** START Supplied records **

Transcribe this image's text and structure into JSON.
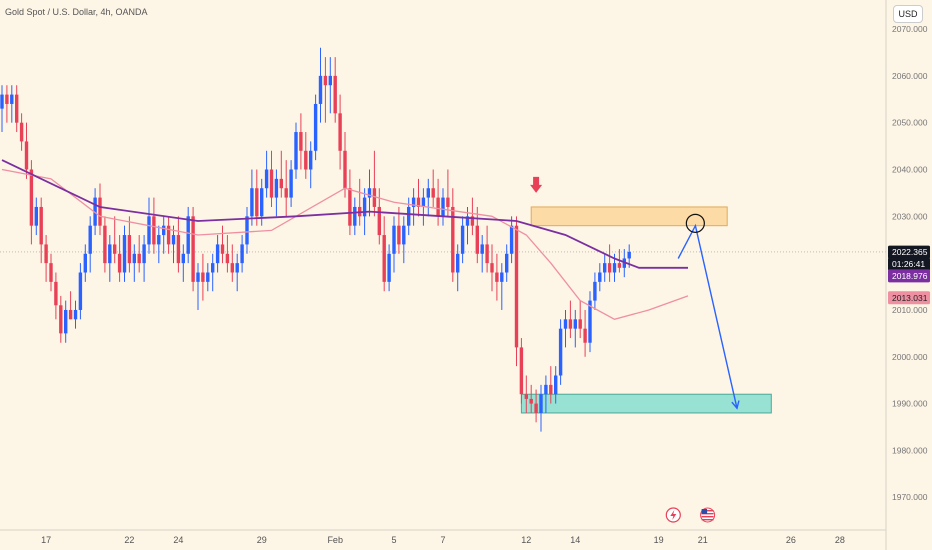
{
  "header": {
    "title": "Gold Spot / U.S. Dollar, 4h, OANDA",
    "currency_button": "USD"
  },
  "chart_data": {
    "type": "candlestick",
    "title": "Gold Spot / U.S. Dollar, 4h, OANDA",
    "ylim": [
      1963,
      2073
    ],
    "y_ticks": [
      1970,
      1980,
      1990,
      2000,
      2010,
      2020,
      2030,
      2040,
      2050,
      2060,
      2070
    ],
    "y_tick_labels": [
      "1970.000",
      "1980.000",
      "1990.000",
      "2000.000",
      "2010.000",
      "2020.000",
      "2030.000",
      "2040.000",
      "2050.000",
      "2060.000",
      "2070.000"
    ],
    "x_ticks": [
      {
        "label": "17",
        "bar": 9
      },
      {
        "label": "22",
        "bar": 26
      },
      {
        "label": "24",
        "bar": 36
      },
      {
        "label": "29",
        "bar": 53
      },
      {
        "label": "Feb",
        "bar": 68
      },
      {
        "label": "5",
        "bar": 80
      },
      {
        "label": "7",
        "bar": 90
      },
      {
        "label": "12",
        "bar": 107
      },
      {
        "label": "14",
        "bar": 117
      },
      {
        "label": "19",
        "bar": 134
      },
      {
        "label": "21",
        "bar": 143
      },
      {
        "label": "26",
        "bar": 161
      },
      {
        "label": "28",
        "bar": 171
      }
    ],
    "grid": false,
    "colors": {
      "up": "#2962ff",
      "down": "#e84157",
      "ma_slow": "#7b2fa0",
      "ma_fast": "#ef8fa2",
      "resistance_zone": "#fcd9a0",
      "support_zone": "#8ee0d2",
      "projection": "#2962ff",
      "marker": "#e84157"
    },
    "price_labels": [
      {
        "text": "2022.365",
        "value": 2022.365,
        "bg": "#131722",
        "fg": "#ffffff"
      },
      {
        "text": "01:26:41",
        "value": 2022.365,
        "bg": "#131722",
        "fg": "#ffffff",
        "sub": true
      },
      {
        "text": "2018.976",
        "value": 2018.976,
        "bg": "#7b2fa0",
        "fg": "#ffffff"
      },
      {
        "text": "2013.031",
        "value": 2013.031,
        "bg": "#ef8fa2",
        "fg": "#222222"
      }
    ],
    "candles": [
      [
        2053,
        2058,
        2048,
        2056
      ],
      [
        2056,
        2058,
        2050,
        2054
      ],
      [
        2054,
        2058,
        2050,
        2056
      ],
      [
        2056,
        2058,
        2048,
        2050
      ],
      [
        2050,
        2052,
        2044,
        2046
      ],
      [
        2046,
        2050,
        2038,
        2040
      ],
      [
        2040,
        2042,
        2024,
        2028
      ],
      [
        2028,
        2034,
        2026,
        2032
      ],
      [
        2032,
        2034,
        2020,
        2024
      ],
      [
        2024,
        2026,
        2016,
        2020
      ],
      [
        2020,
        2022,
        2014,
        2016
      ],
      [
        2016,
        2018,
        2008,
        2011
      ],
      [
        2011,
        2013,
        2003,
        2005
      ],
      [
        2005,
        2012,
        2003,
        2010
      ],
      [
        2010,
        2014,
        2008,
        2008
      ],
      [
        2008,
        2012,
        2006,
        2010
      ],
      [
        2010,
        2020,
        2008,
        2018
      ],
      [
        2018,
        2024,
        2016,
        2022
      ],
      [
        2022,
        2030,
        2018,
        2028
      ],
      [
        2028,
        2036,
        2026,
        2034
      ],
      [
        2034,
        2037,
        2026,
        2028
      ],
      [
        2028,
        2030,
        2018,
        2020
      ],
      [
        2020,
        2026,
        2016,
        2024
      ],
      [
        2024,
        2030,
        2020,
        2022
      ],
      [
        2022,
        2026,
        2016,
        2018
      ],
      [
        2018,
        2028,
        2016,
        2026
      ],
      [
        2026,
        2030,
        2018,
        2020
      ],
      [
        2020,
        2024,
        2016,
        2022
      ],
      [
        2022,
        2026,
        2018,
        2020
      ],
      [
        2020,
        2026,
        2016,
        2024
      ],
      [
        2024,
        2034,
        2022,
        2030
      ],
      [
        2030,
        2034,
        2022,
        2024
      ],
      [
        2024,
        2028,
        2020,
        2026
      ],
      [
        2026,
        2030,
        2022,
        2028
      ],
      [
        2028,
        2030,
        2022,
        2024
      ],
      [
        2024,
        2028,
        2020,
        2026
      ],
      [
        2026,
        2030,
        2018,
        2020
      ],
      [
        2020,
        2024,
        2016,
        2022
      ],
      [
        2022,
        2032,
        2020,
        2030
      ],
      [
        2030,
        2032,
        2014,
        2016
      ],
      [
        2016,
        2020,
        2010,
        2018
      ],
      [
        2018,
        2022,
        2012,
        2016
      ],
      [
        2016,
        2020,
        2014,
        2018
      ],
      [
        2018,
        2022,
        2014,
        2020
      ],
      [
        2020,
        2026,
        2018,
        2024
      ],
      [
        2024,
        2028,
        2020,
        2022
      ],
      [
        2022,
        2026,
        2018,
        2020
      ],
      [
        2020,
        2024,
        2016,
        2018
      ],
      [
        2018,
        2022,
        2014,
        2020
      ],
      [
        2020,
        2026,
        2018,
        2024
      ],
      [
        2024,
        2032,
        2022,
        2030
      ],
      [
        2030,
        2040,
        2028,
        2036
      ],
      [
        2036,
        2040,
        2028,
        2030
      ],
      [
        2030,
        2038,
        2028,
        2036
      ],
      [
        2036,
        2044,
        2034,
        2040
      ],
      [
        2040,
        2044,
        2032,
        2034
      ],
      [
        2034,
        2040,
        2030,
        2038
      ],
      [
        2038,
        2044,
        2034,
        2036
      ],
      [
        2036,
        2042,
        2030,
        2034
      ],
      [
        2034,
        2042,
        2032,
        2040
      ],
      [
        2040,
        2050,
        2038,
        2048
      ],
      [
        2048,
        2052,
        2040,
        2044
      ],
      [
        2044,
        2048,
        2038,
        2040
      ],
      [
        2040,
        2046,
        2036,
        2044
      ],
      [
        2044,
        2056,
        2042,
        2054
      ],
      [
        2054,
        2066,
        2050,
        2060
      ],
      [
        2060,
        2064,
        2050,
        2058
      ],
      [
        2058,
        2064,
        2052,
        2060
      ],
      [
        2060,
        2064,
        2050,
        2052
      ],
      [
        2052,
        2056,
        2040,
        2044
      ],
      [
        2044,
        2048,
        2034,
        2036
      ],
      [
        2036,
        2040,
        2026,
        2028
      ],
      [
        2028,
        2034,
        2026,
        2032
      ],
      [
        2032,
        2038,
        2028,
        2030
      ],
      [
        2030,
        2036,
        2026,
        2034
      ],
      [
        2034,
        2040,
        2030,
        2036
      ],
      [
        2036,
        2044,
        2030,
        2032
      ],
      [
        2032,
        2036,
        2024,
        2026
      ],
      [
        2026,
        2030,
        2014,
        2016
      ],
      [
        2016,
        2024,
        2014,
        2022
      ],
      [
        2022,
        2030,
        2018,
        2028
      ],
      [
        2028,
        2032,
        2022,
        2024
      ],
      [
        2024,
        2030,
        2020,
        2028
      ],
      [
        2028,
        2034,
        2026,
        2032
      ],
      [
        2032,
        2036,
        2028,
        2034
      ],
      [
        2034,
        2038,
        2030,
        2032
      ],
      [
        2032,
        2036,
        2028,
        2034
      ],
      [
        2034,
        2038,
        2030,
        2036
      ],
      [
        2036,
        2040,
        2032,
        2034
      ],
      [
        2034,
        2038,
        2028,
        2030
      ],
      [
        2030,
        2036,
        2028,
        2034
      ],
      [
        2034,
        2040,
        2030,
        2032
      ],
      [
        2032,
        2036,
        2016,
        2018
      ],
      [
        2018,
        2024,
        2014,
        2022
      ],
      [
        2022,
        2030,
        2020,
        2028
      ],
      [
        2028,
        2032,
        2024,
        2030
      ],
      [
        2030,
        2034,
        2026,
        2028
      ],
      [
        2028,
        2032,
        2020,
        2022
      ],
      [
        2022,
        2026,
        2018,
        2024
      ],
      [
        2024,
        2028,
        2018,
        2020
      ],
      [
        2020,
        2024,
        2014,
        2018
      ],
      [
        2018,
        2022,
        2012,
        2016
      ],
      [
        2016,
        2020,
        2010,
        2018
      ],
      [
        2018,
        2024,
        2016,
        2022
      ],
      [
        2022,
        2030,
        2020,
        2028
      ],
      [
        2028,
        2030,
        1998,
        2002
      ],
      [
        2002,
        2004,
        1990,
        1992
      ],
      [
        1992,
        1996,
        1988,
        1991
      ],
      [
        1991,
        1994,
        1988,
        1990
      ],
      [
        1990,
        1993,
        1986,
        1988
      ],
      [
        1988,
        1994,
        1984,
        1992
      ],
      [
        1992,
        1996,
        1988,
        1994
      ],
      [
        1994,
        1998,
        1990,
        1992
      ],
      [
        1992,
        1998,
        1990,
        1996
      ],
      [
        1996,
        2008,
        1994,
        2006
      ],
      [
        2006,
        2010,
        2002,
        2008
      ],
      [
        2008,
        2012,
        2004,
        2006
      ],
      [
        2006,
        2010,
        2002,
        2008
      ],
      [
        2008,
        2012,
        2004,
        2006
      ],
      [
        2006,
        2010,
        2000,
        2003
      ],
      [
        2003,
        2014,
        2001,
        2012
      ],
      [
        2012,
        2018,
        2010,
        2016
      ],
      [
        2016,
        2020,
        2014,
        2018
      ],
      [
        2018,
        2022,
        2016,
        2020
      ],
      [
        2020,
        2024,
        2016,
        2018
      ],
      [
        2018,
        2022,
        2016,
        2020
      ],
      [
        2020,
        2023,
        2018,
        2019
      ],
      [
        2019,
        2023,
        2017,
        2021
      ],
      [
        2021,
        2024,
        2019,
        2022.4
      ]
    ],
    "ma_slow": [
      [
        0,
        2042
      ],
      [
        20,
        2032
      ],
      [
        40,
        2029
      ],
      [
        60,
        2030
      ],
      [
        75,
        2031
      ],
      [
        90,
        2030
      ],
      [
        105,
        2029
      ],
      [
        115,
        2026
      ],
      [
        125,
        2021
      ],
      [
        130,
        2019
      ],
      [
        140,
        2019
      ]
    ],
    "ma_fast": [
      [
        0,
        2040
      ],
      [
        10,
        2038
      ],
      [
        20,
        2030
      ],
      [
        40,
        2026
      ],
      [
        55,
        2027
      ],
      [
        70,
        2036
      ],
      [
        80,
        2033
      ],
      [
        100,
        2030
      ],
      [
        107,
        2026
      ],
      [
        112,
        2020
      ],
      [
        118,
        2012
      ],
      [
        125,
        2008
      ],
      [
        132,
        2010
      ],
      [
        140,
        2013
      ]
    ],
    "zones": [
      {
        "name": "resistance",
        "bar_from": 108,
        "bar_to": 148,
        "y_low": 2028,
        "y_high": 2032
      },
      {
        "name": "support",
        "bar_from": 106,
        "bar_to": 157,
        "y_low": 1988,
        "y_high": 1992
      }
    ],
    "projection": [
      [
        138,
        2021
      ],
      [
        141.5,
        2028
      ],
      [
        150,
        1989
      ]
    ],
    "circle_marker": {
      "bar": 141.5,
      "y": 2028.5
    },
    "down_arrow_marker": {
      "bar": 109,
      "y": 2035
    },
    "event_icons": [
      {
        "name": "lightning-icon",
        "bar": 137
      },
      {
        "name": "us-flag-icon",
        "bar": 144
      }
    ]
  }
}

** END Supplied records **

## What is required
How many of the lines above hold the word "text"? Give only that number.

## Answer to the exercise
5